EXERCISE DETAILS —
Below are some records. Pull every line that contains the word "физическая".

[Data entries]
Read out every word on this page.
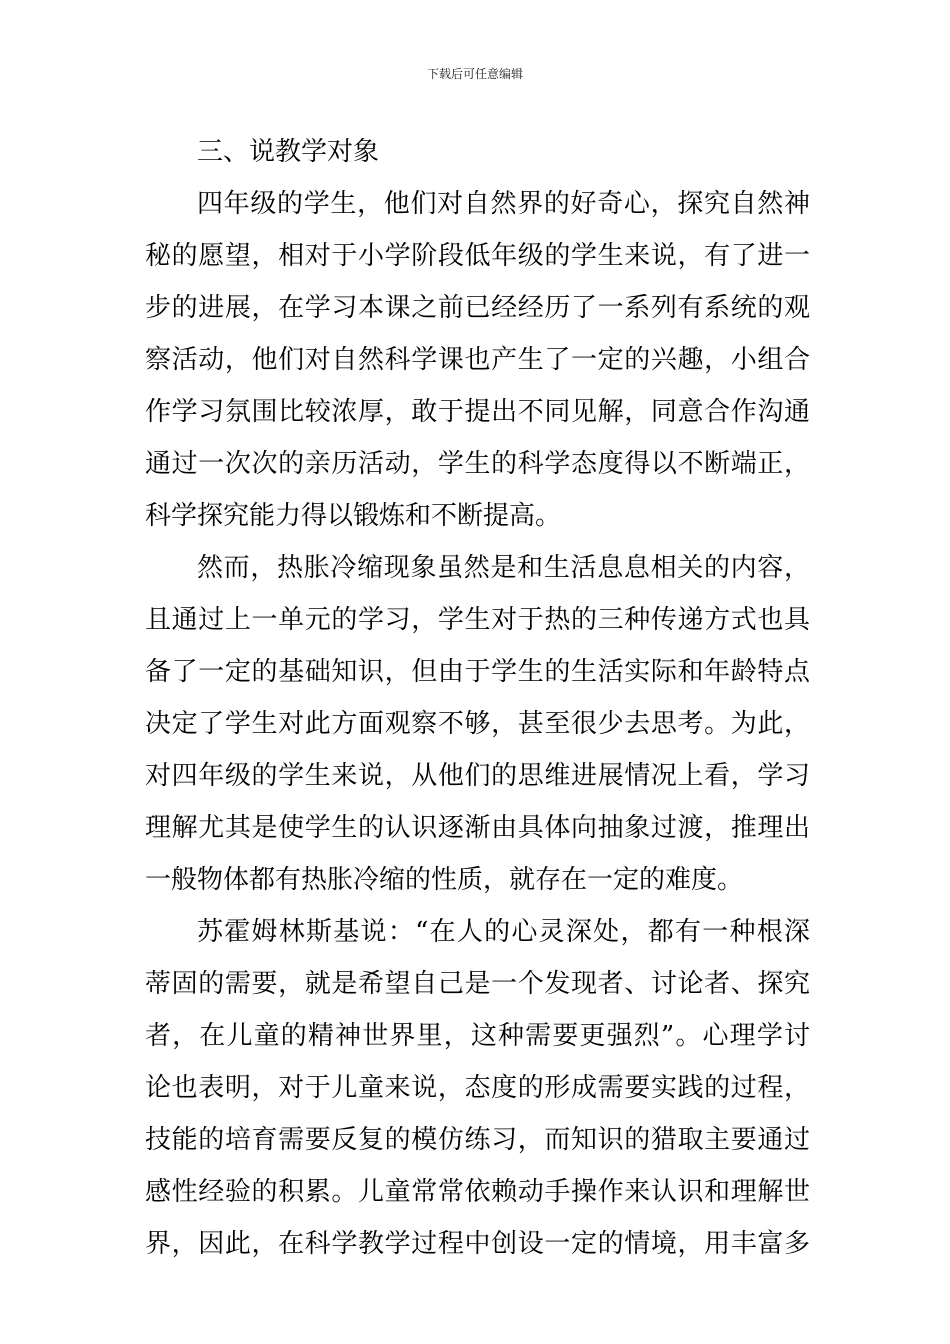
下载后可任意编辑
三、说教学对象
四年级的学生，他们对自然界的好奇心，探究自然神
秘的愿望，相对于小学阶段低年级的学生来说，有了进一
步的进展，在学习本课之前已经经历了一系列有系统的观
察活动，他们对自然科学课也产生了一定的兴趣，小组合
作学习氛围比较浓厚，敢于提出不同见解，同意合作沟通
通过一次次的亲历活动，学生的科学态度得以不断端正，
科学探究能力得以锻炼和不断提高。
然而，热胀冷缩现象虽然是和生活息息相关的内容，
且通过上一单元的学习，学生对于热的三种传递方式也具
备了一定的基础知识，但由于学生的生活实际和年龄特点
决定了学生对此方面观察不够，甚至很少去思考。为此，
对四年级的学生来说，从他们的思维进展情况上看，学习
理解尤其是使学生的认识逐渐由具体向抽象过渡，推理出
一般物体都有热胀冷缩的性质，就存在一定的难度。
苏霍姆林斯基说：“在人的心灵深处，都有一种根深
蒂固的需要，就是希望自己是一个发现者、讨论者、探究
者，在儿童的精神世界里，这种需要更强烈”。心理学讨
论也表明，对于儿童来说，态度的形成需要实践的过程，
技能的培育需要反复的模仿练习，而知识的猎取主要通过
感性经验的积累。儿童常常依赖动手操作来认识和理解世
界，因此，在科学教学过程中创设一定的情境，用丰富多
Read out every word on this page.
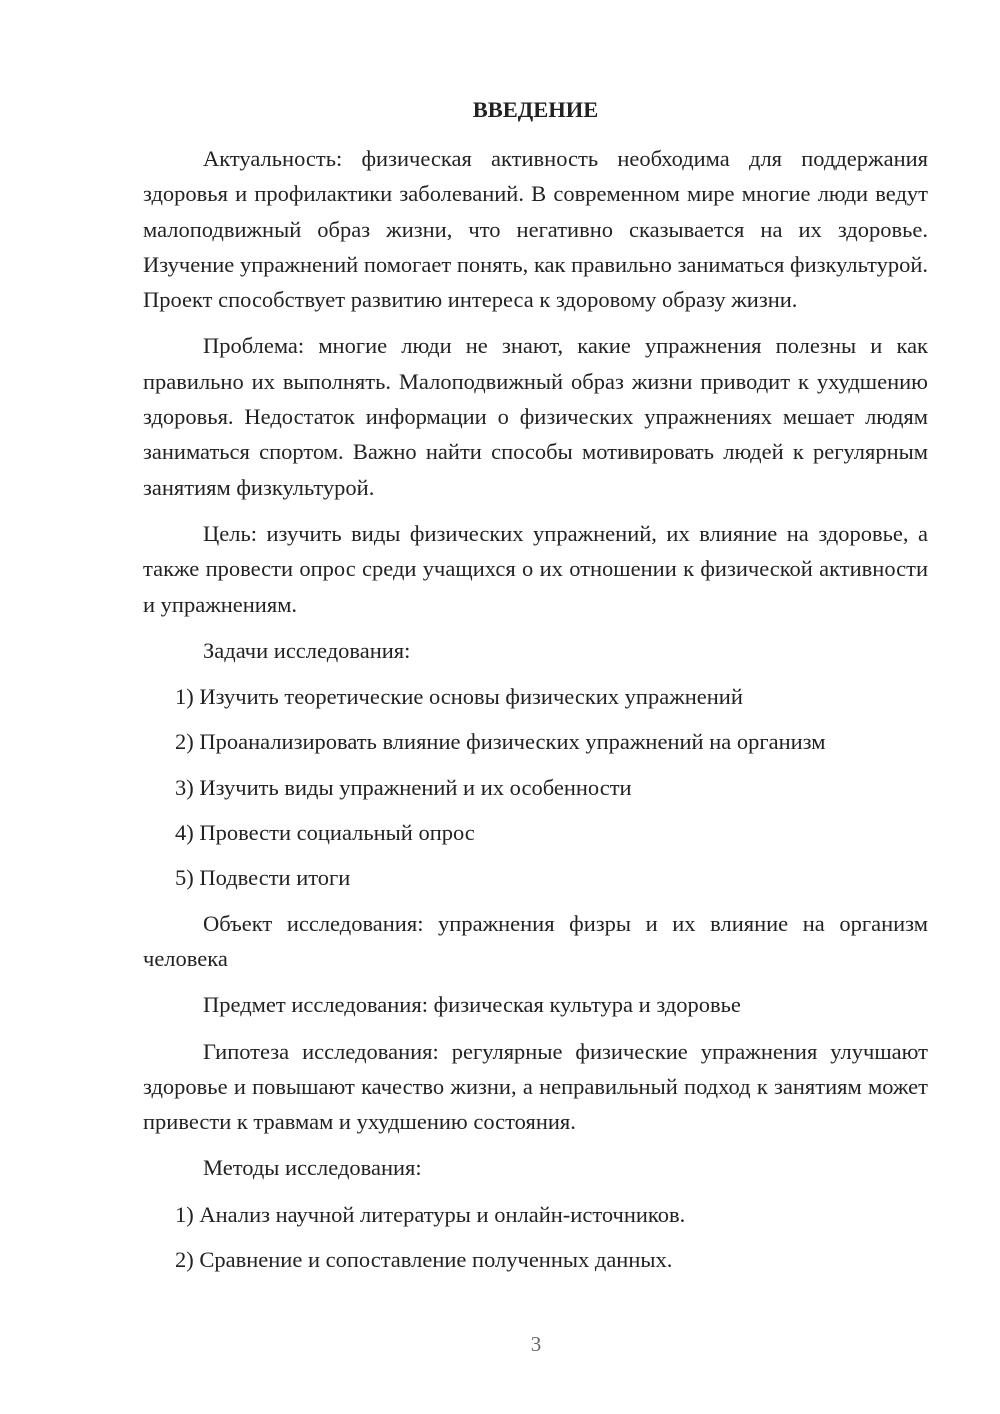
ВВЕДЕНИЕ

Актуальность: физическая активность необходима для поддержания здоровья и профилактики заболеваний. В современном мире многие люди ведут малоподвижный образ жизни, что негативно сказывается на их здоровье. Изучение упражнений помогает понять, как правильно заниматься физкультурой. Проект способствует развитию интереса к здоровому образу жизни.

Проблема: многие люди не знают, какие упражнения полезны и как правильно их выполнять. Малоподвижный образ жизни приводит к ухудшению здоровья. Недостаток информации о физических упражнениях мешает людям заниматься спортом. Важно найти способы мотивировать людей к регулярным занятиям физкультурой.

Цель: изучить виды физических упражнений, их влияние на здоровье, а также провести опрос среди учащихся о их отношении к физической активности и упражнениям.

Задачи исследования:

1) Изучить теоретические основы физических упражнений
2) Проанализировать влияние физических упражнений на организм
3) Изучить виды упражнений и их особенности
4) Провести социальный опрос
5) Подвести итоги

Объект исследования: упражнения физры и их влияние на организм человека

Предмет исследования: физическая культура и здоровье

Гипотеза исследования: регулярные физические упражнения улучшают здоровье и повышают качество жизни, а неправильный подход к занятиям может привести к травмам и ухудшению состояния.

Методы исследования:

1) Анализ научной литературы и онлайн-источников.
2) Сравнение и сопоставление полученных данных.
3
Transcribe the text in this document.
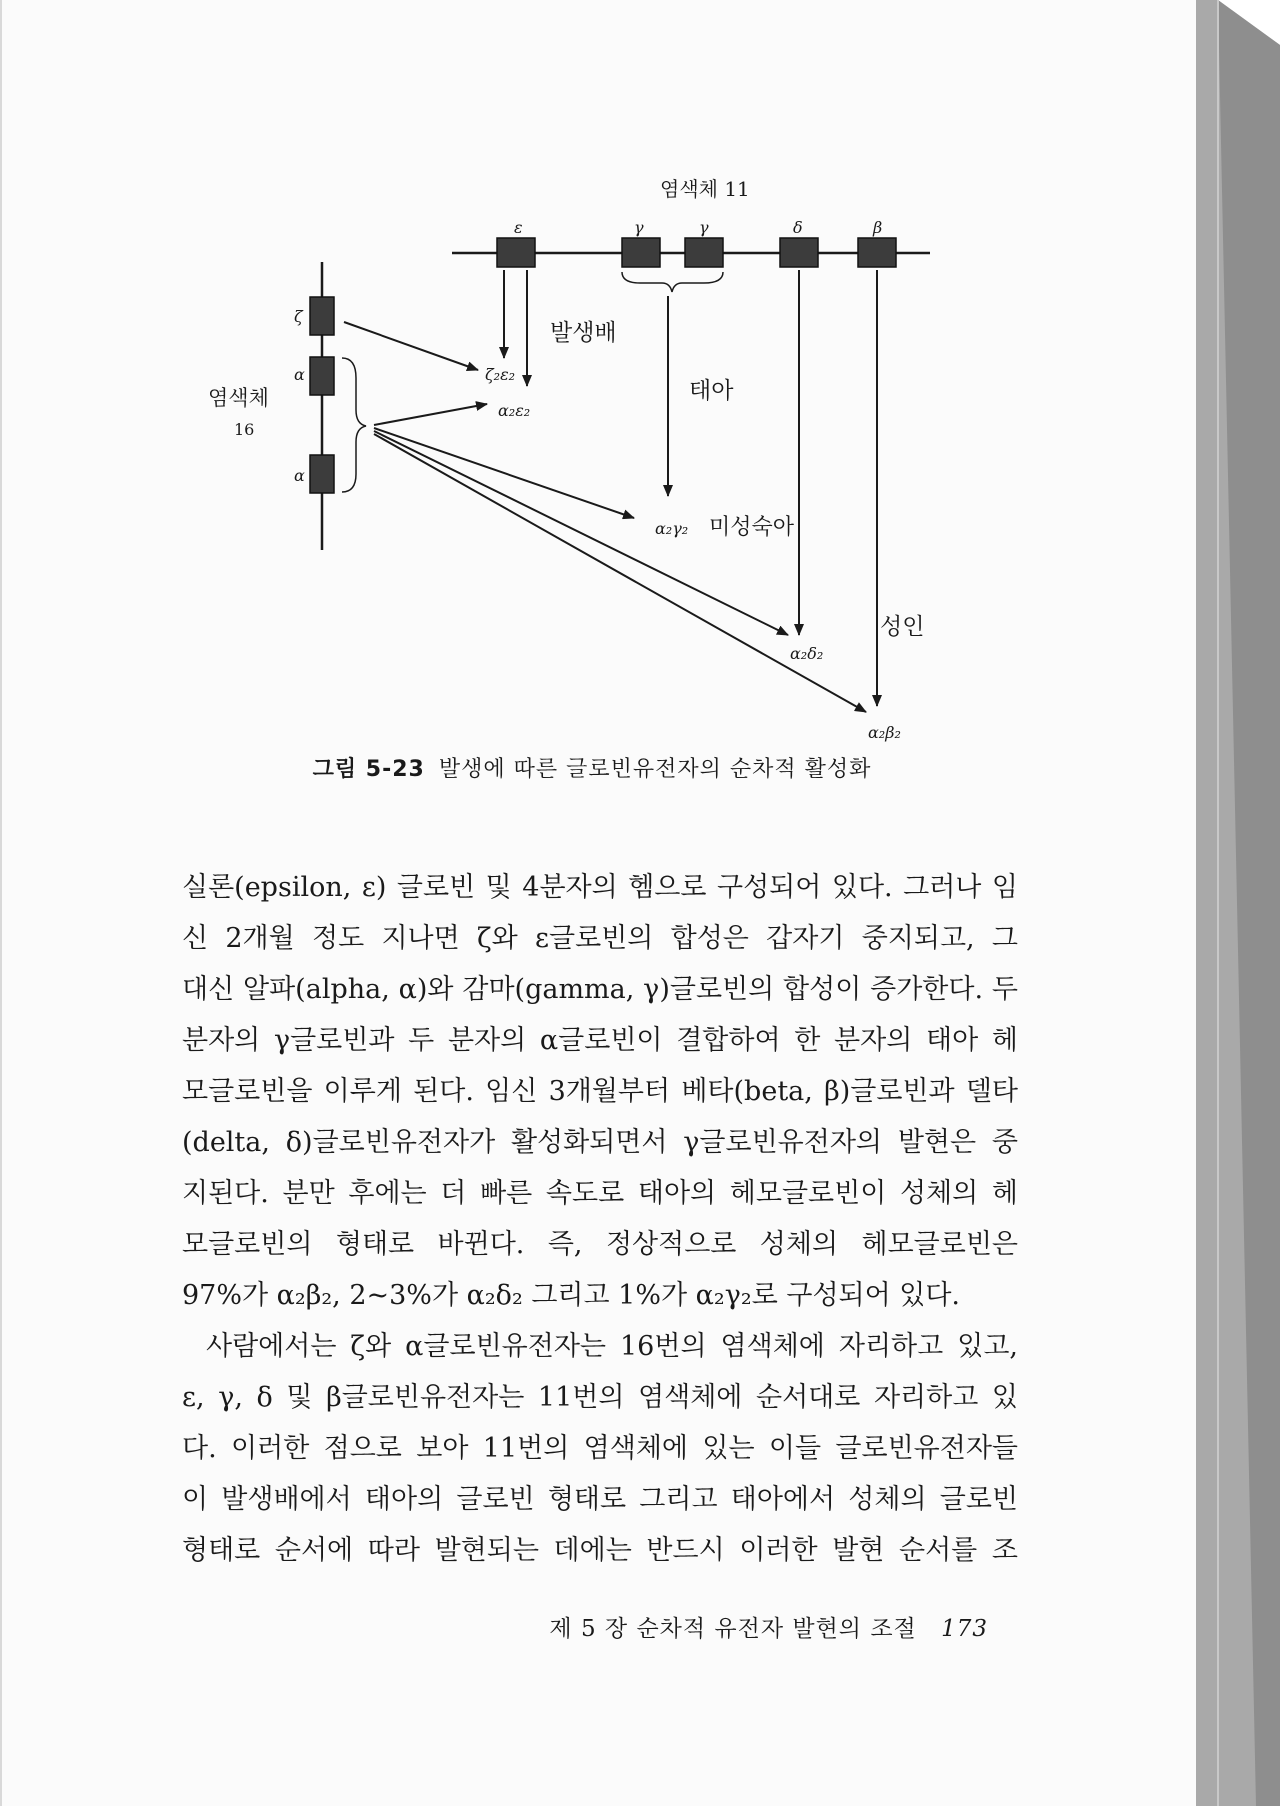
염색체 11
ε	γ	γ	δ	β
ζ
α
α
염색체
16
ζ₂ε₂
α₂ε₂
α₂γ₂
α₂δ₂
α₂β₂
발생배
태아
미성숙아
성인
그림 5-23 발생에 따른 글로빈유전자의 순차적 활성화
실론(epsilon, ε) 글로빈 및 4분자의 헴으로 구성되어 있다. 그러나 임
신 2개월 정도 지나면 ζ와 ε글로빈의 합성은 갑자기 중지되고, 그
대신 알파(alpha, α)와 감마(gamma, γ)글로빈의 합성이 증가한다. 두
분자의 γ글로빈과 두 분자의 α글로빈이 결합하여 한 분자의 태아 헤
모글로빈을 이루게 된다. 임신 3개월부터 베타(beta, β)글로빈과 델타
(delta, δ)글로빈유전자가 활성화되면서 γ글로빈유전자의 발현은 중
지된다. 분만 후에는 더 빠른 속도로 태아의 헤모글로빈이 성체의 헤
모글로빈의 형태로 바뀐다. 즉, 정상적으로 성체의 헤모글로빈은
97%가 α₂β₂, 2~3%가 α₂δ₂ 그리고 1%가 α₂γ₂로 구성되어 있다.
사람에서는 ζ와 α글로빈유전자는 16번의 염색체에 자리하고 있고,
ε, γ, δ 및 β글로빈유전자는 11번의 염색체에 순서대로 자리하고 있
다. 이러한 점으로 보아 11번의 염색체에 있는 이들 글로빈유전자들
이 발생배에서 태아의 글로빈 형태로 그리고 태아에서 성체의 글로빈
형태로 순서에 따라 발현되는 데에는 반드시 이러한 발현 순서를 조
제 5 장 순차적 유전자 발현의 조절 173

OUTPUT FOR THIS EXERCISE —
Актуальность: физическая активность необходима для поддержания здоровья и профилактики заболеваний. В современном мире многие люди ведут малоподвижный образ жизни, что негативно сказывается на их здоровье. Изучение упражнений помогает понять, как правильно заниматься физкультурой. Проект способствует развитию интереса к здоровому образу жизни.
Предмет исследования: физическая культура и здоровье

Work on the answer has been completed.